Start of Task data

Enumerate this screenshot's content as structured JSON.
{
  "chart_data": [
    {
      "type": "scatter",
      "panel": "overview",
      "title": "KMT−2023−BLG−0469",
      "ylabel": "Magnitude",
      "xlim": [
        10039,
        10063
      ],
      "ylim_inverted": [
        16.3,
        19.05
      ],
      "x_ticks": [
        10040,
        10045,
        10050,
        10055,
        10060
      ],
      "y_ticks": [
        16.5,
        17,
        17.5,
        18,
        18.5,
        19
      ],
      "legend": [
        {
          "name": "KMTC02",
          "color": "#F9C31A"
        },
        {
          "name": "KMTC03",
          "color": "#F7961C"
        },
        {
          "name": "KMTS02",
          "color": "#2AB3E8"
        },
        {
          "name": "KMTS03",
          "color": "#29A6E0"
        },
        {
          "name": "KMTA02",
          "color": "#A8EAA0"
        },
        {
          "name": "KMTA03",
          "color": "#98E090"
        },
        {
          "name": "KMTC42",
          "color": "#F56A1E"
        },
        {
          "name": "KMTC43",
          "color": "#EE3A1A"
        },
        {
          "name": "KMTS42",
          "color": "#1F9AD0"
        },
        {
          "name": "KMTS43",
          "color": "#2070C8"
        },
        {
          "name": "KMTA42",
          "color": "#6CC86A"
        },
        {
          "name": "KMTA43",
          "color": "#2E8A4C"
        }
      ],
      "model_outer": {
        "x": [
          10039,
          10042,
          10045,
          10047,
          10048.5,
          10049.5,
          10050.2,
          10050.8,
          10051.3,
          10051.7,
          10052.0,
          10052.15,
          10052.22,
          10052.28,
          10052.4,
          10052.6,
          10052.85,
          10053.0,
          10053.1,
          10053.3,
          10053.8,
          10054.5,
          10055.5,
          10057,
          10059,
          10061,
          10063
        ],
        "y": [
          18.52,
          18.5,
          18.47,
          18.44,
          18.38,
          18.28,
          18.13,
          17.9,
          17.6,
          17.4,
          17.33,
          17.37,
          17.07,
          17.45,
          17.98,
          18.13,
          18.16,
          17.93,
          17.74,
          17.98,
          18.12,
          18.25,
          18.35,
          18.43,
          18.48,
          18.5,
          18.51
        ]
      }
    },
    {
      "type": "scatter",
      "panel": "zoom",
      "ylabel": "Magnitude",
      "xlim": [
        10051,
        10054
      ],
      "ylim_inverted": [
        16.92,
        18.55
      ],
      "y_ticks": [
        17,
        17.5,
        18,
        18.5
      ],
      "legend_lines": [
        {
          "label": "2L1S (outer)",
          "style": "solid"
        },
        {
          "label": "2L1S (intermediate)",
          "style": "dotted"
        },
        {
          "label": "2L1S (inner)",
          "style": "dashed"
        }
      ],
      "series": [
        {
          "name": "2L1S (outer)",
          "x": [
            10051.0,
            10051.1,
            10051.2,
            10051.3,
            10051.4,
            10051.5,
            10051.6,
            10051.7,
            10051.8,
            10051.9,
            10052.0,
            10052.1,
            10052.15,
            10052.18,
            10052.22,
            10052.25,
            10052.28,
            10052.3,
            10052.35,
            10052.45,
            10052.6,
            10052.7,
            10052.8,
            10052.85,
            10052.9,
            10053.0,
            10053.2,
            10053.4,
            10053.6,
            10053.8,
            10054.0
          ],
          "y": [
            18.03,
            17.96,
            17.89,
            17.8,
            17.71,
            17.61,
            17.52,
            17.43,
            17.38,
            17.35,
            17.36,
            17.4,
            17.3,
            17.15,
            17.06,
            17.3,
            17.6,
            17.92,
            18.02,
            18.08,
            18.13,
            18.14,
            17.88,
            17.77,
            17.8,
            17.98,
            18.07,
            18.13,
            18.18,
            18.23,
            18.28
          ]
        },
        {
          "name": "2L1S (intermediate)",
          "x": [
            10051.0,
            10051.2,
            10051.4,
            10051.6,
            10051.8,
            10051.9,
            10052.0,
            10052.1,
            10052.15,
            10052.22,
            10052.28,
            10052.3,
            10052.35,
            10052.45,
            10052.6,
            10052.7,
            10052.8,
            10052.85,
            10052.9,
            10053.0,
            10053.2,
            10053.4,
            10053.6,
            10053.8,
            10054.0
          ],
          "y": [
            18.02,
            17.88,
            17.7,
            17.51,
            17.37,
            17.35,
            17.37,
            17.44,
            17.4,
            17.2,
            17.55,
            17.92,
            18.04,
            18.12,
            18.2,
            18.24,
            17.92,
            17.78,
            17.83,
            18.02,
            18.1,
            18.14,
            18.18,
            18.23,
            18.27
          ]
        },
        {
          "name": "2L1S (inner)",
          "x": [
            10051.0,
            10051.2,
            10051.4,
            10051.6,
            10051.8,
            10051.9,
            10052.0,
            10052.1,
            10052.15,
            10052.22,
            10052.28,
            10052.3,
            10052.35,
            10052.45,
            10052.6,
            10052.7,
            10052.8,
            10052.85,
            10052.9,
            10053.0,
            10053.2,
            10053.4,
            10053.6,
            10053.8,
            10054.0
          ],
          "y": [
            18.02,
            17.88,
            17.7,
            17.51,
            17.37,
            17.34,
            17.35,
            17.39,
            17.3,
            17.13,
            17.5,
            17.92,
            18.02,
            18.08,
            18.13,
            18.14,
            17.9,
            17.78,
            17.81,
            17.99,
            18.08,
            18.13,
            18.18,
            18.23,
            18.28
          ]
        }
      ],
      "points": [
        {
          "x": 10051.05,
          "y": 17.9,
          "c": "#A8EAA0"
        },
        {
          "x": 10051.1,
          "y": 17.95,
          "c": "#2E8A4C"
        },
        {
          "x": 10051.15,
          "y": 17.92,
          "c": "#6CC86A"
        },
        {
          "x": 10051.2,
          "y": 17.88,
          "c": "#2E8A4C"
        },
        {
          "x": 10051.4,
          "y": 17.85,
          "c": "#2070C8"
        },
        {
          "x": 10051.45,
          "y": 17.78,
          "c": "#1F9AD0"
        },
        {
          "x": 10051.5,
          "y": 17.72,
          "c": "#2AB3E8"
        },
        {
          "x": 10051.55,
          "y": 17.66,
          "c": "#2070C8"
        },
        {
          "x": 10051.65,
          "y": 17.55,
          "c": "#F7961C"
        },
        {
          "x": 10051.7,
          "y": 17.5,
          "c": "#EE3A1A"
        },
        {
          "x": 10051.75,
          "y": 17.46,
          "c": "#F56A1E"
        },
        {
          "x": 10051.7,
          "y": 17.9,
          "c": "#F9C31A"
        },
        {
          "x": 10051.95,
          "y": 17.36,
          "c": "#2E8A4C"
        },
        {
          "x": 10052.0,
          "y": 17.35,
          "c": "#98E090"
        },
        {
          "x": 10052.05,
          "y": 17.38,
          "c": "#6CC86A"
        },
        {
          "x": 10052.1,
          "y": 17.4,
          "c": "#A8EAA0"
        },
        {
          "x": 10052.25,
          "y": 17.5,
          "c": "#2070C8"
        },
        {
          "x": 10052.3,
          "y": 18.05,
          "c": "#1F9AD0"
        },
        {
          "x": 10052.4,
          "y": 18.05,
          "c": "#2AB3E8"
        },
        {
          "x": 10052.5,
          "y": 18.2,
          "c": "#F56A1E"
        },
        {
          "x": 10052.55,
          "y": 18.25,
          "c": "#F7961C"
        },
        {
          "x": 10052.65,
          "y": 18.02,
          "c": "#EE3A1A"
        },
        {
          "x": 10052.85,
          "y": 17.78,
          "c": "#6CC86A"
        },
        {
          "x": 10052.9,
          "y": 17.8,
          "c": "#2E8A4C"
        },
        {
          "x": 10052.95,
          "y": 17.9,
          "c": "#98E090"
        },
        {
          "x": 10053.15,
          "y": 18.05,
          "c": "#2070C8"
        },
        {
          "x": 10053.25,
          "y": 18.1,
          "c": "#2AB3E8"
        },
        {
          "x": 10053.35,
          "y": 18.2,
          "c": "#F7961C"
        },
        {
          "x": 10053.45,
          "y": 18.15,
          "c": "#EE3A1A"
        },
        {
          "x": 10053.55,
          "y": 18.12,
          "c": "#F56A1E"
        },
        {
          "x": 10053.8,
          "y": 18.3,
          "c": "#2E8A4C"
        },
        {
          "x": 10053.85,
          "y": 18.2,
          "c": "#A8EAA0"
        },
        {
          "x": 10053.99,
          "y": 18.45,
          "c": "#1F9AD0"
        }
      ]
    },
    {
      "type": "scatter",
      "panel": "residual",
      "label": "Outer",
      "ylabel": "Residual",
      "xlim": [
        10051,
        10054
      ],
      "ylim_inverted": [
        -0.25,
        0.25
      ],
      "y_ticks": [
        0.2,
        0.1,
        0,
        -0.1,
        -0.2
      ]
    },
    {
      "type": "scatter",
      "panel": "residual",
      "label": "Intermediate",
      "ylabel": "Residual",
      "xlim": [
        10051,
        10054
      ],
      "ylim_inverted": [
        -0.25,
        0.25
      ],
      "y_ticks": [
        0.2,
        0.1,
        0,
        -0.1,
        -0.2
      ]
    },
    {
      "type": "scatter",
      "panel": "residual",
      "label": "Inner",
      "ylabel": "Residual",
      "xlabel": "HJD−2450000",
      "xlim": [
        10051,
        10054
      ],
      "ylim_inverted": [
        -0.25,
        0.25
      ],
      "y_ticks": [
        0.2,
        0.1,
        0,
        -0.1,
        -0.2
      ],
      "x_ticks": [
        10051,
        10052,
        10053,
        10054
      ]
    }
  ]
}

End of Task data

*Task directions*: Search the data for the word "color" and copy each line where it appears.

*Solution to this task*:
          "color": "#F9C31A"
          "color": "#F7961C"
          "color": "#2AB3E8"
          "color": "#29A6E0"
          "color": "#A8EAA0"
          "color": "#98E090"
          "color": "#F56A1E"
          "color": "#EE3A1A"
          "color": "#1F9AD0"
          "color": "#2070C8"
          "color": "#6CC86A"
          "color": "#2E8A4C"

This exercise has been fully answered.